» **To do**:
Search the listing for "лесу" and copy every line where it appears.

» **Supplied material**:
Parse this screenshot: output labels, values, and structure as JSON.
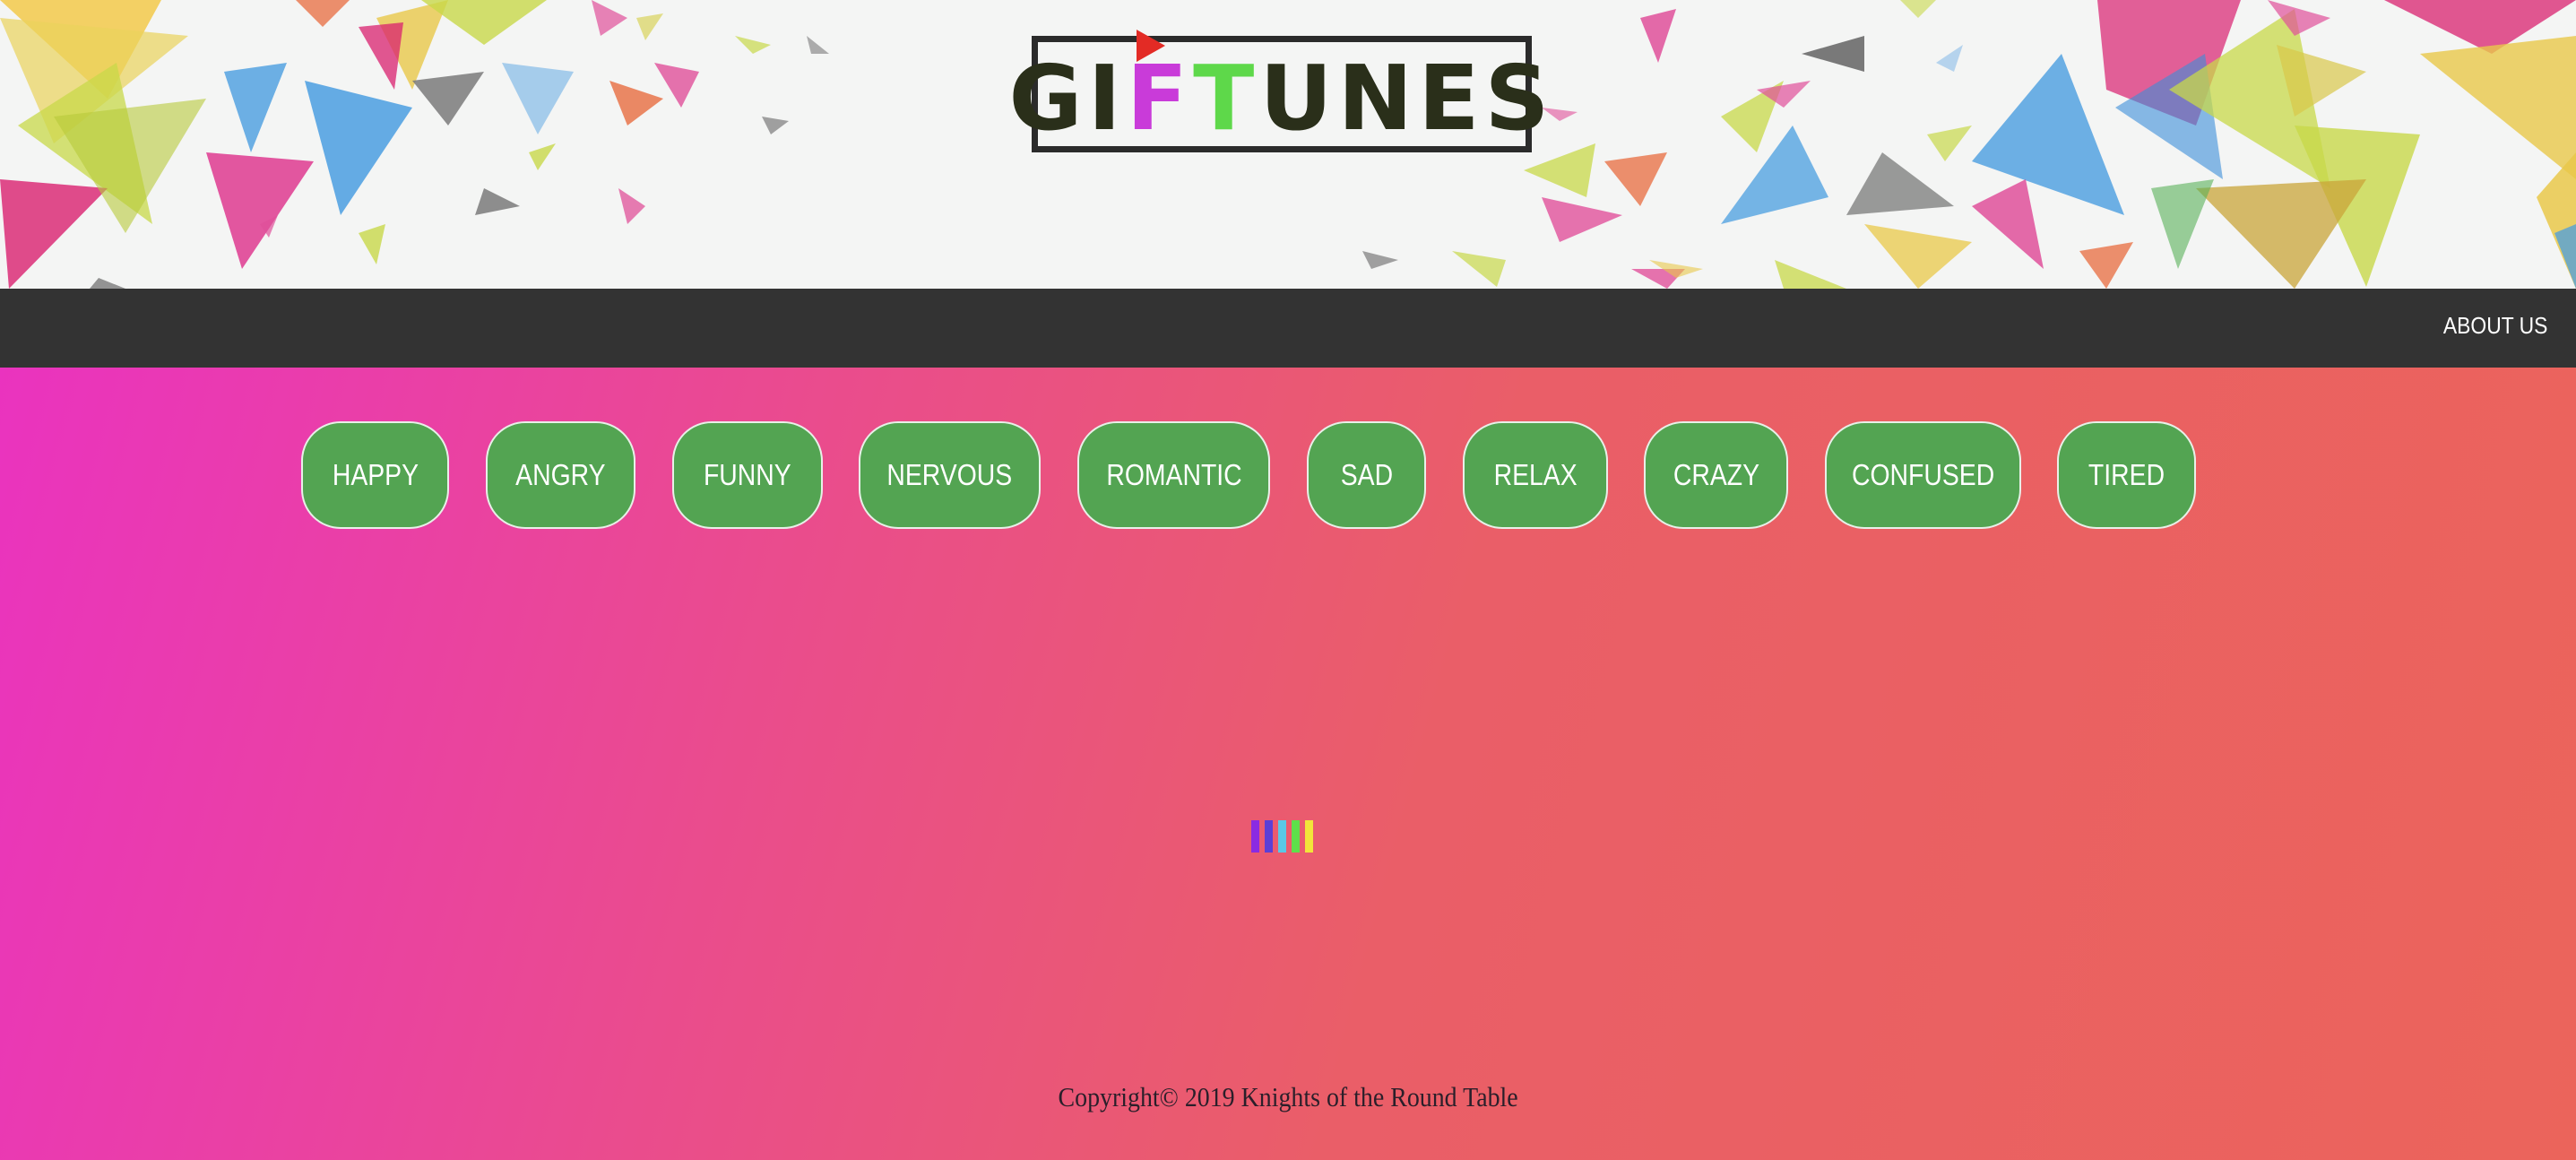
{
  "header": {
    "logo": {
      "text_segments": [
        {
          "text": "G",
          "color": "#2a2f1a"
        },
        {
          "text": "I",
          "color": "#2a2f1a"
        },
        {
          "text": "F",
          "color": "#c93bd9"
        },
        {
          "text": "T",
          "color": "#5ed84a"
        },
        {
          "text": "UNES",
          "color": "#2a2f1a"
        }
      ],
      "play_icon_color": "#e32b25"
    }
  },
  "nav": {
    "about_label": "ABOUT US"
  },
  "moods": [
    {
      "label": "HAPPY"
    },
    {
      "label": "ANGRY"
    },
    {
      "label": "FUNNY"
    },
    {
      "label": "NERVOUS"
    },
    {
      "label": "ROMANTIC"
    },
    {
      "label": "SAD"
    },
    {
      "label": "RELAX"
    },
    {
      "label": "CRAZY"
    },
    {
      "label": "CONFUSED"
    },
    {
      "label": "TIRED"
    }
  ],
  "loader": {
    "bar_colors": [
      "#8a2be2",
      "#5b3fd6",
      "#5ac8e6",
      "#5ee04a",
      "#f2e53a"
    ]
  },
  "footer": {
    "copyright": "Copyright© 2019 Knights of the Round Table"
  },
  "colors": {
    "navbar": "#333333",
    "mood_button": "#53a452",
    "gradient_start": "#ea33bf",
    "gradient_end": "#eb645b"
  }
}
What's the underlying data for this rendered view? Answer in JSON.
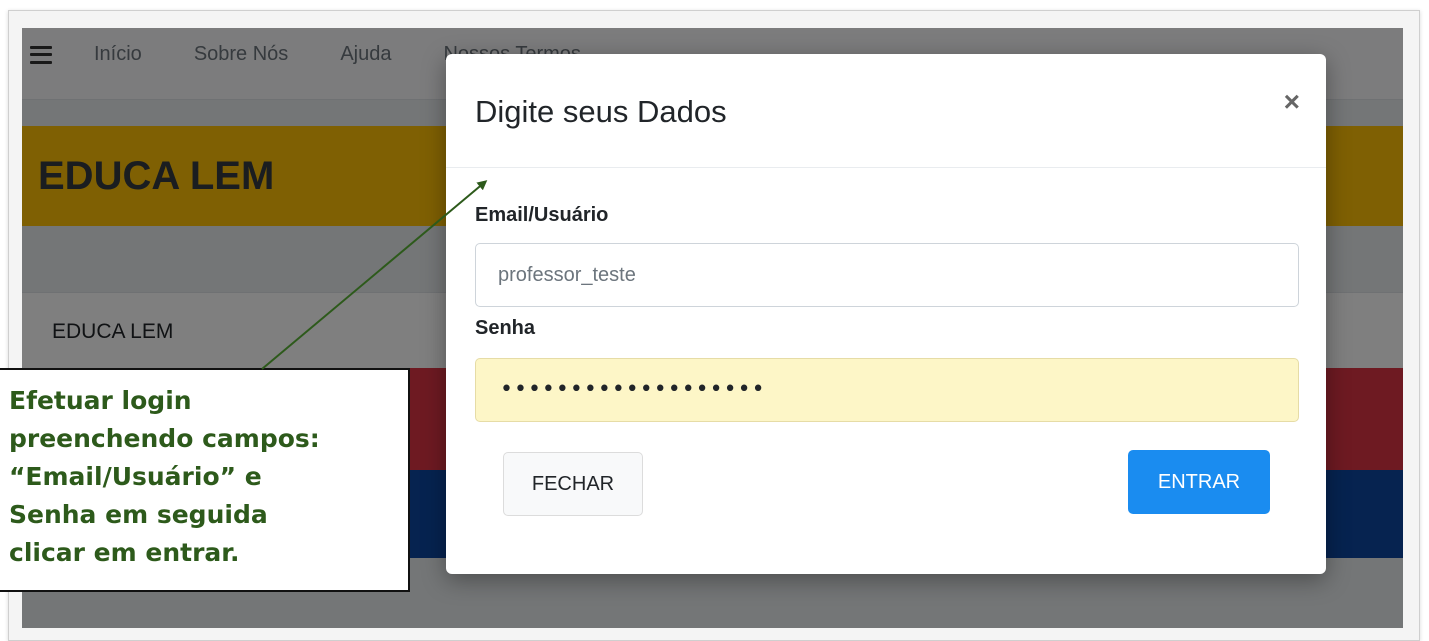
{
  "navbar": {
    "menu_icon": "hamburger-menu-icon",
    "links": [
      "Início",
      "Sobre Nós",
      "Ajuda",
      "Nossos Termos"
    ]
  },
  "banner": {
    "title": "EDUCA LEM"
  },
  "subbar": {
    "title": "EDUCA LEM"
  },
  "modal": {
    "title": "Digite seus Dados",
    "close_symbol": "×",
    "email_label": "Email/Usuário",
    "email_value": "professor_teste",
    "password_label": "Senha",
    "password_mask": "•••••••••••••••••••",
    "cancel_label": "FECHAR",
    "submit_label": "ENTRAR"
  },
  "annotation": {
    "text": "Efetuar login\npreenchendo campos:\n“Email/Usuário” e\nSenha em seguida\nclicar em entrar."
  },
  "colors": {
    "banner_yellow": "#ffc107",
    "band_red": "#dc3545",
    "band_blue": "#0d47a1",
    "primary_button": "#1a8cf0",
    "annotation_green": "#2d5a1b",
    "password_autofill": "#fdf6c7"
  }
}
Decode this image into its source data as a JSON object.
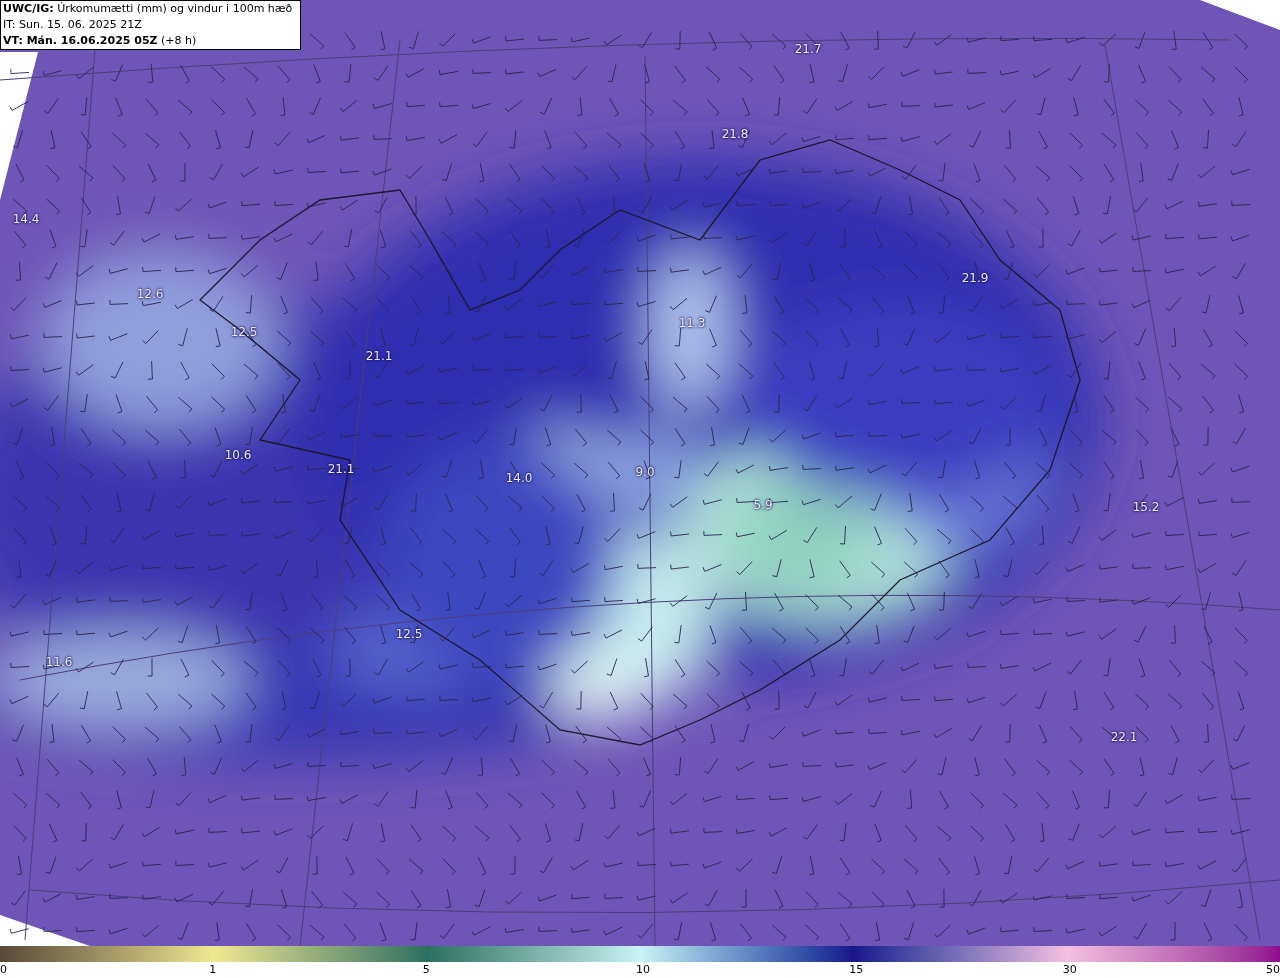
{
  "header": {
    "model": "UWC/IG:",
    "title": "Úrkomumætti (mm) og vindur i 100m hæð",
    "issue_time": "IT: Sun. 15. 06. 2025 21Z",
    "valid_time": "VT: Mán. 16.06.2025 05Z",
    "lead": "(+8 h)"
  },
  "map_labels": [
    "21.7",
    "21.8",
    "14.4",
    "12.6",
    "12.5",
    "21.1",
    "11.3",
    "21.9",
    "10.6",
    "21.1",
    "14.0",
    "9.0",
    "5.9",
    "15.2",
    "12.5",
    "11.6",
    "22.1"
  ],
  "colorbar": {
    "ticks": [
      "0",
      "1",
      "5",
      "10",
      "15",
      "30",
      "50"
    ]
  }
}
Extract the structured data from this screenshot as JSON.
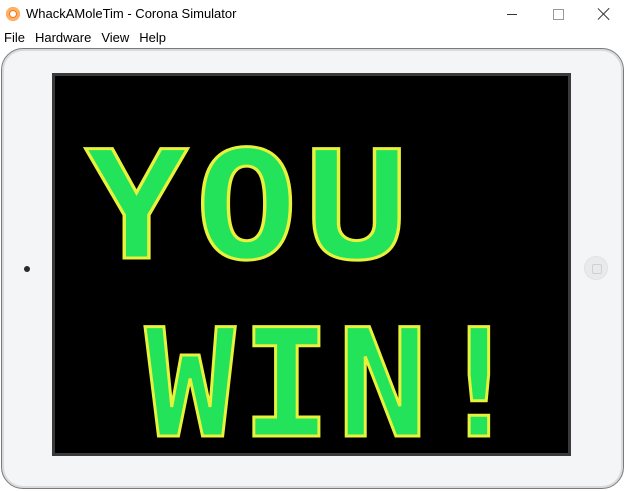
{
  "window": {
    "title": "WhackAMoleTim - Corona Simulator",
    "controls": {
      "minimize_icon": "minimize-icon",
      "maximize_icon": "maximize-icon",
      "close_icon": "close-icon"
    }
  },
  "menubar": {
    "items": [
      "File",
      "Hardware",
      "View",
      "Help"
    ]
  },
  "game": {
    "message_line1": "YOU",
    "message_line2": "WIN!",
    "colors": {
      "green": "#22e35a",
      "yellow": "#e9f23a",
      "background": "#000000"
    }
  },
  "device": {
    "camera_icon": "camera-icon",
    "home_button_icon": "home-button-icon"
  }
}
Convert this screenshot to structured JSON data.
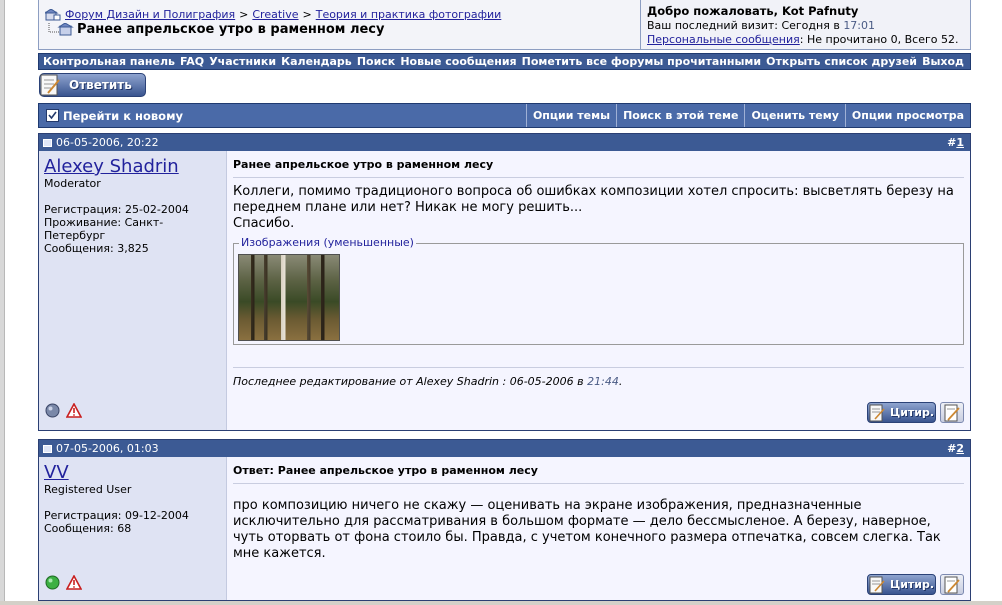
{
  "breadcrumb": {
    "items": [
      "Форум Дизайн и Полиграфия",
      "Creative",
      "Теория и практика фотографии"
    ],
    "separator": ">",
    "thread_title": "Ранее апрельское утро в раменном лесу"
  },
  "welcome": {
    "greeting": "Добро пожаловать, Kot Pafnuty",
    "last_visit_label": "Ваш последний визит: Сегодня в",
    "last_visit_time": "17:01",
    "pm_link": "Персональные сообщения",
    "pm_status": ": Не прочитано 0, Всего 52."
  },
  "top_menu": [
    "Контрольная панель",
    "FAQ",
    "Участники",
    "Календарь",
    "Поиск",
    "Новые сообщения",
    "Пометить все форумы прочитанными",
    "Открыть список друзей",
    "Выход"
  ],
  "reply_button": "Ответить",
  "thread_tools": {
    "goto_new": "Перейти к новому",
    "options": [
      "Опции темы",
      "Поиск в этой теме",
      "Оценить тему",
      "Опции просмотра"
    ]
  },
  "posts": [
    {
      "date": "06-05-2006, 20:22",
      "number_prefix": "#",
      "number": "1",
      "username": "Alexey Shadrin",
      "user_title": "Moderator",
      "info": [
        "Регистрация: 25-02-2004",
        "Проживание: Санкт-Петербург",
        "Сообщения: 3,825"
      ],
      "title": "Ранее апрельское утро в раменном лесу",
      "text_lines": [
        "Коллеги, помимо традиционого вопроса об ошибках композиции хотел спросить: высветлять березу на",
        "переднем плане или нет? Никак не могу решить...",
        "Спасибо."
      ],
      "attachments_legend": "Изображения (уменьшенные)",
      "edited_prefix": "Последнее редактирование от Alexey Shadrin : 06-05-2006 в",
      "edited_time": "21:44",
      "edited_suffix": ".",
      "status": "offline",
      "quote_label": "Цитир."
    },
    {
      "date": "07-05-2006, 01:03",
      "number_prefix": "#",
      "number": "2",
      "username": "VV",
      "user_title": "Registered User",
      "info": [
        "Регистрация: 09-12-2004",
        "Сообщения: 68"
      ],
      "title": "Ответ: Ранее апрельское утро в раменном лесу",
      "text_lines": [
        "про композицию ничего не скажу — оценивать на экране изображения, предназначенные",
        "исключительно для рассматривания в большом формате — дело бессмысленое. А березу, наверное,",
        "чуть оторвать от фона стоило бы. Правда, с учетом конечного размера отпечатка, совсем слегка. Так",
        "мне кажется."
      ],
      "status": "online",
      "quote_label": "Цитир."
    }
  ],
  "colors": {
    "bar_blue": "#3c5a94",
    "link": "#22229c",
    "user_col": "#dfe3f3",
    "online": "#3cb043",
    "offline": "#7a88a8"
  }
}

» **Full solution**:
    "thread_title": "Ранее апрельское утро в раменном лесу"
      "title": "Ранее апрельское утро в раменном лесу",
      "title": "Ответ: Ранее апрельское утро в раменном лесу",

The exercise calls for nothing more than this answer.